Saved entries

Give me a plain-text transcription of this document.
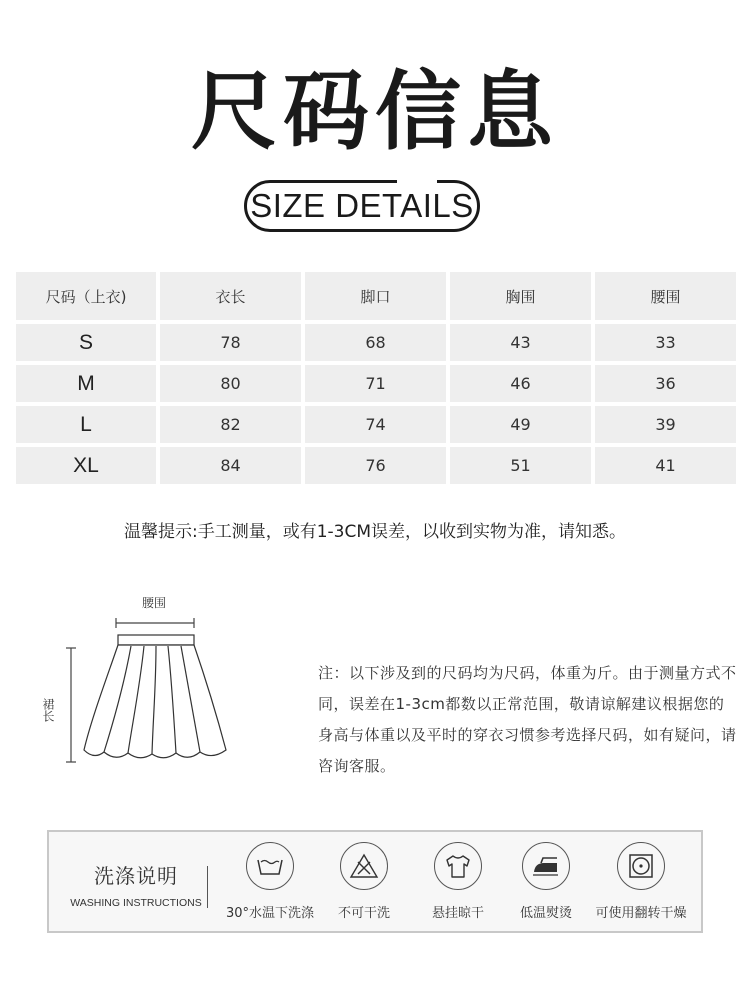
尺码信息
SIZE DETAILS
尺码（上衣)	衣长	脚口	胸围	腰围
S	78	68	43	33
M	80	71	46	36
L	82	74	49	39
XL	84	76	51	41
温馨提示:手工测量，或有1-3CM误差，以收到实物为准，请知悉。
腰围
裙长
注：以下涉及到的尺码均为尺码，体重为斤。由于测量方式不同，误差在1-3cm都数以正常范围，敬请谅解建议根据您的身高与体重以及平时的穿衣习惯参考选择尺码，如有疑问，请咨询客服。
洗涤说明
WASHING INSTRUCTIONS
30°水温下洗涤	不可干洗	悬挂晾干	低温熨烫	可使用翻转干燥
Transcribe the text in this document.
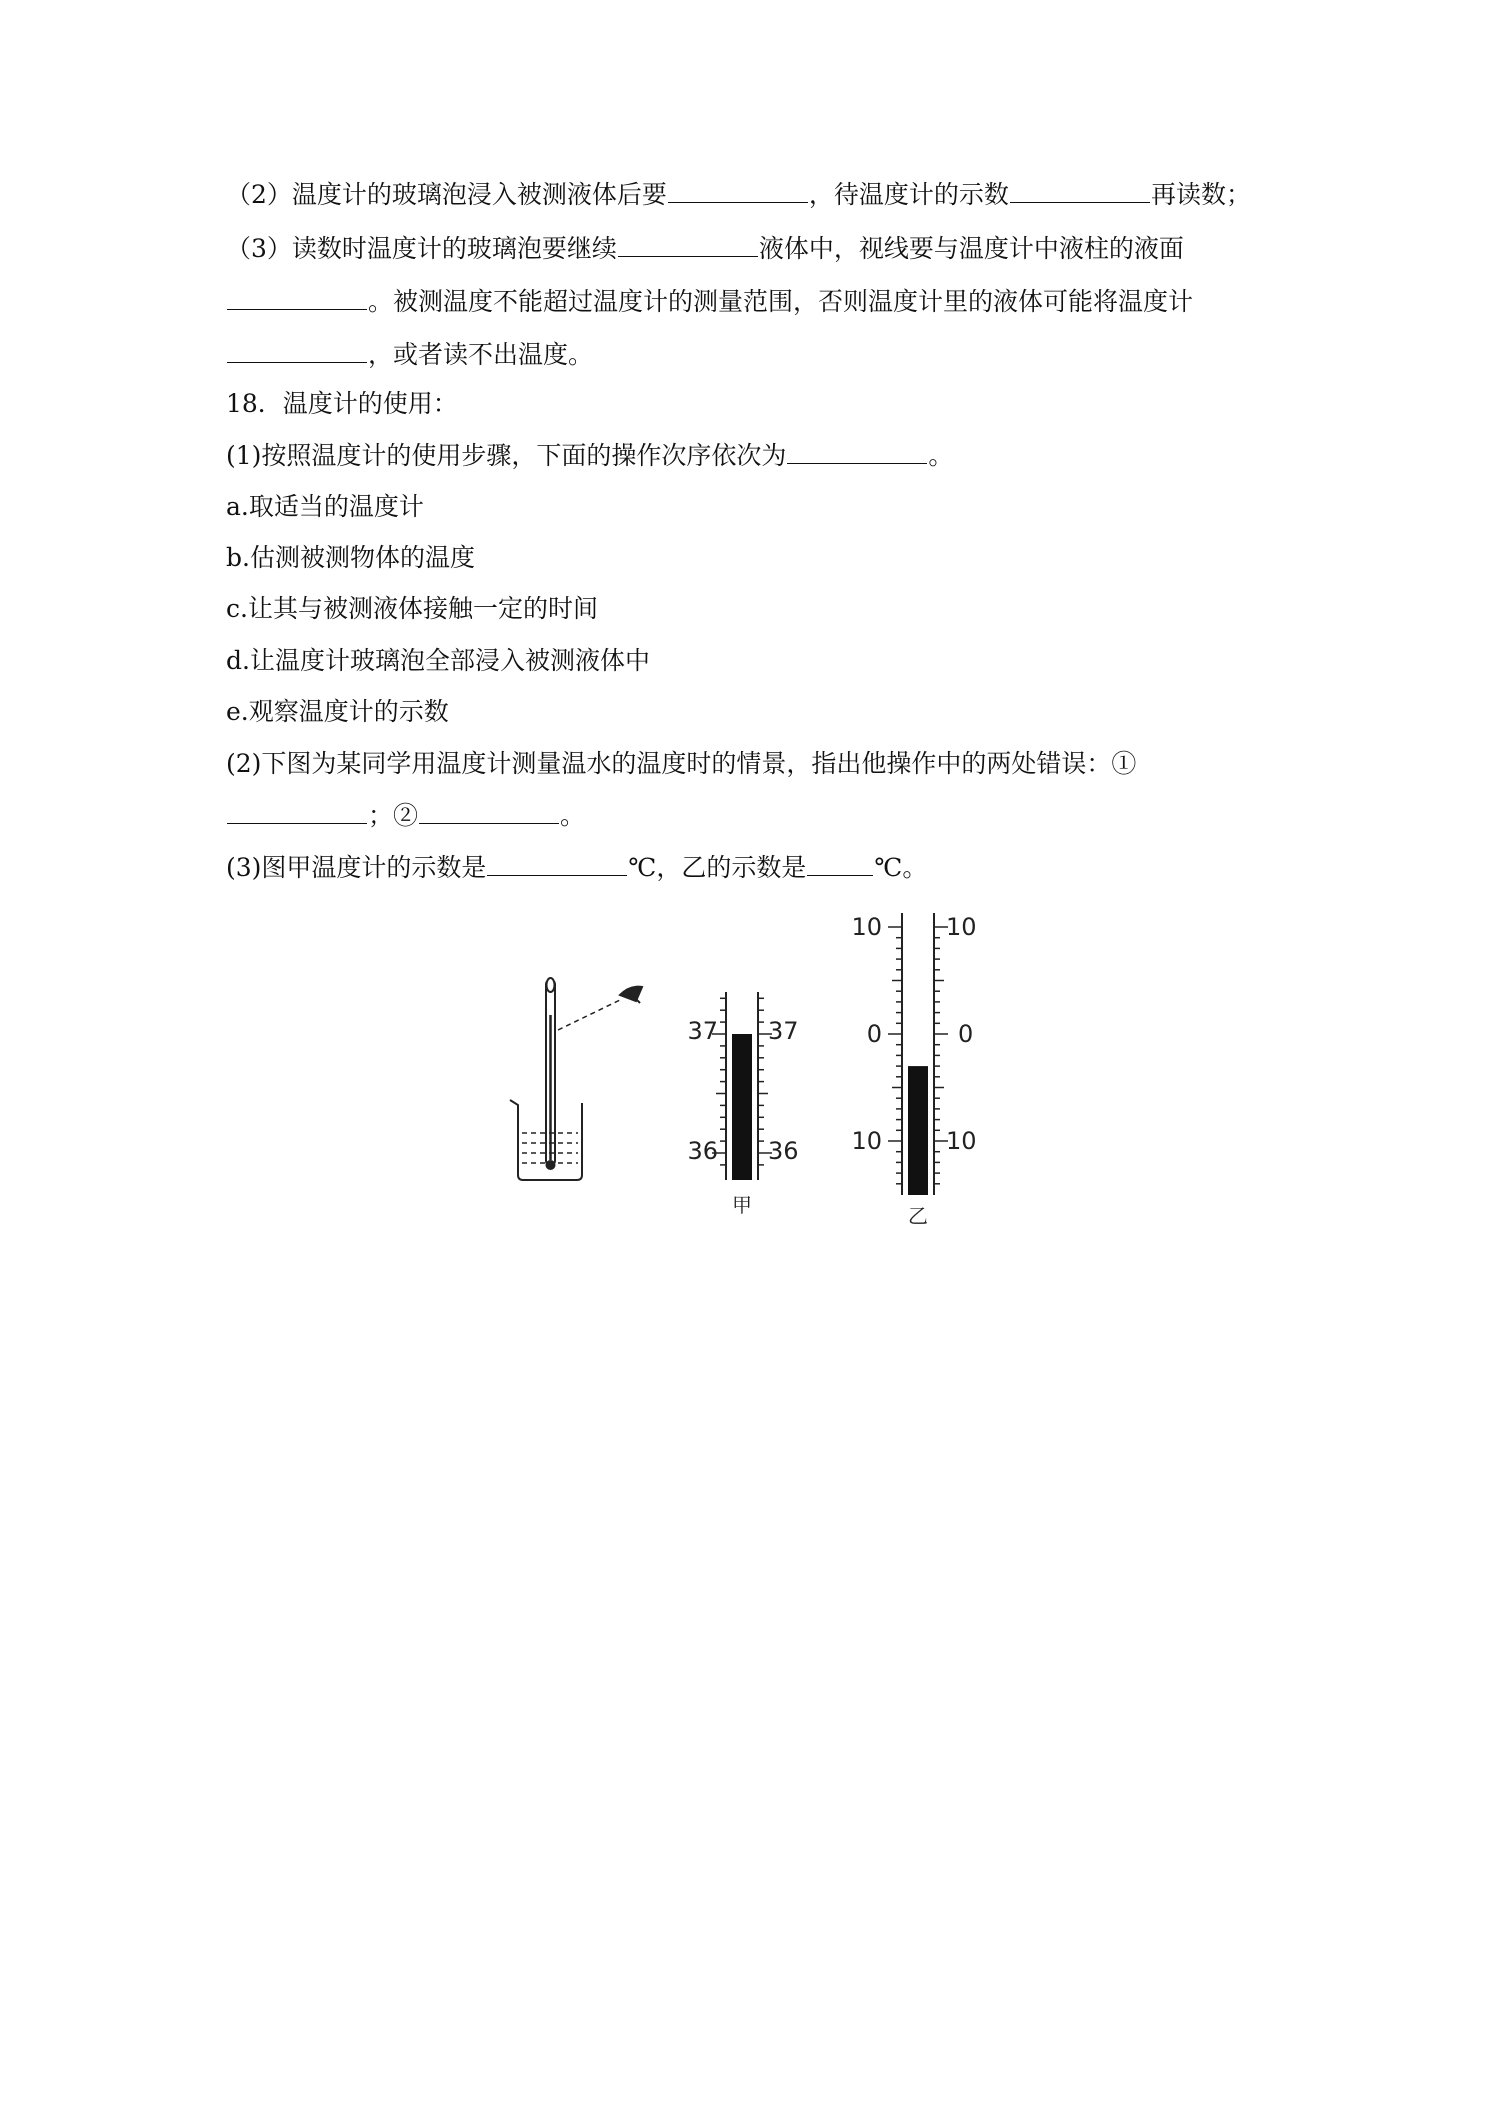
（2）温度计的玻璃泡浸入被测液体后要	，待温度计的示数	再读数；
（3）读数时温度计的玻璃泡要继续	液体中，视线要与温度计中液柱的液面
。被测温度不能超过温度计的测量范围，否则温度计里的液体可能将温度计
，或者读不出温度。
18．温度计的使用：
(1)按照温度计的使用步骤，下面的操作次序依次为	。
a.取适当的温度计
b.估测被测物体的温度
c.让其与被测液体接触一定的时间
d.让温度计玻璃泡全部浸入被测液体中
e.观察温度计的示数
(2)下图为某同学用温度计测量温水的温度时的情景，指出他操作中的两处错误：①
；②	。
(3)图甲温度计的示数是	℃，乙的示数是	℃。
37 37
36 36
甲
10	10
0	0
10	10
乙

---

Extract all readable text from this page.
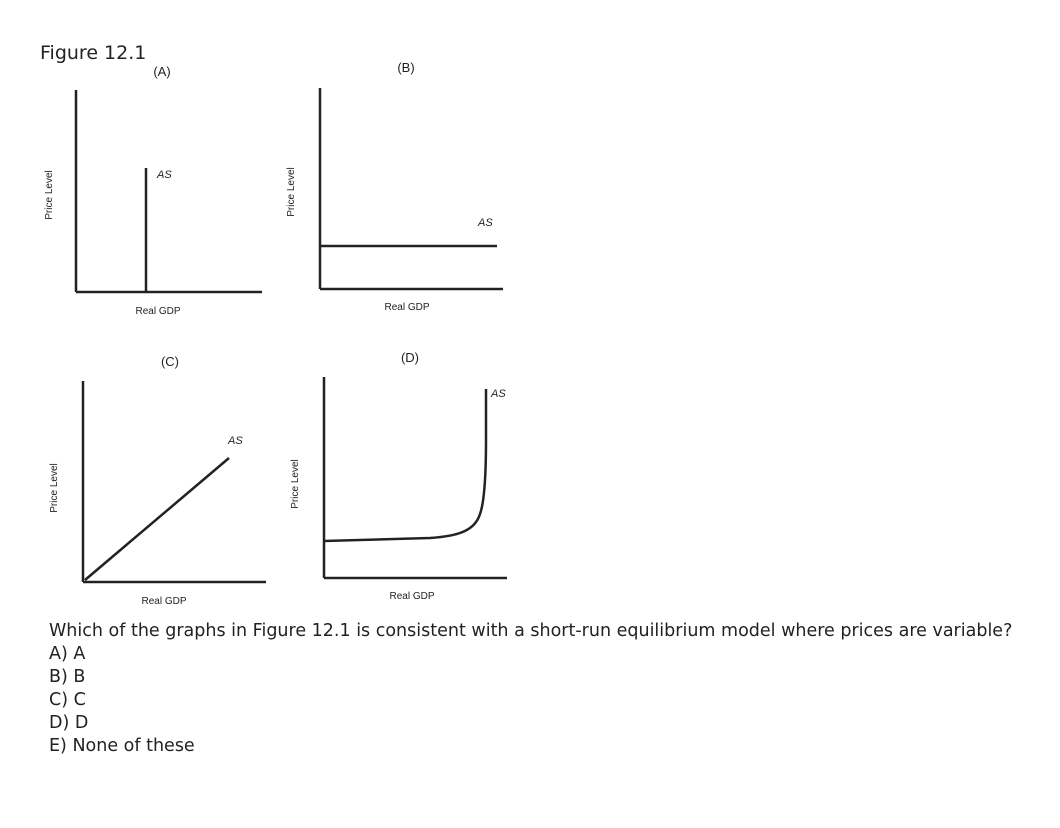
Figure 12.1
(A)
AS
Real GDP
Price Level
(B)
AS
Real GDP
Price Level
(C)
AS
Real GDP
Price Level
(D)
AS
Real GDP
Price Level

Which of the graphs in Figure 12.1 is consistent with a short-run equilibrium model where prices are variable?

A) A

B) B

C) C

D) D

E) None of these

#### TASK STATEMENT:
Lines containing the word "text" are to be counted in the listing; state their number alone.

#### RESPONSE:
3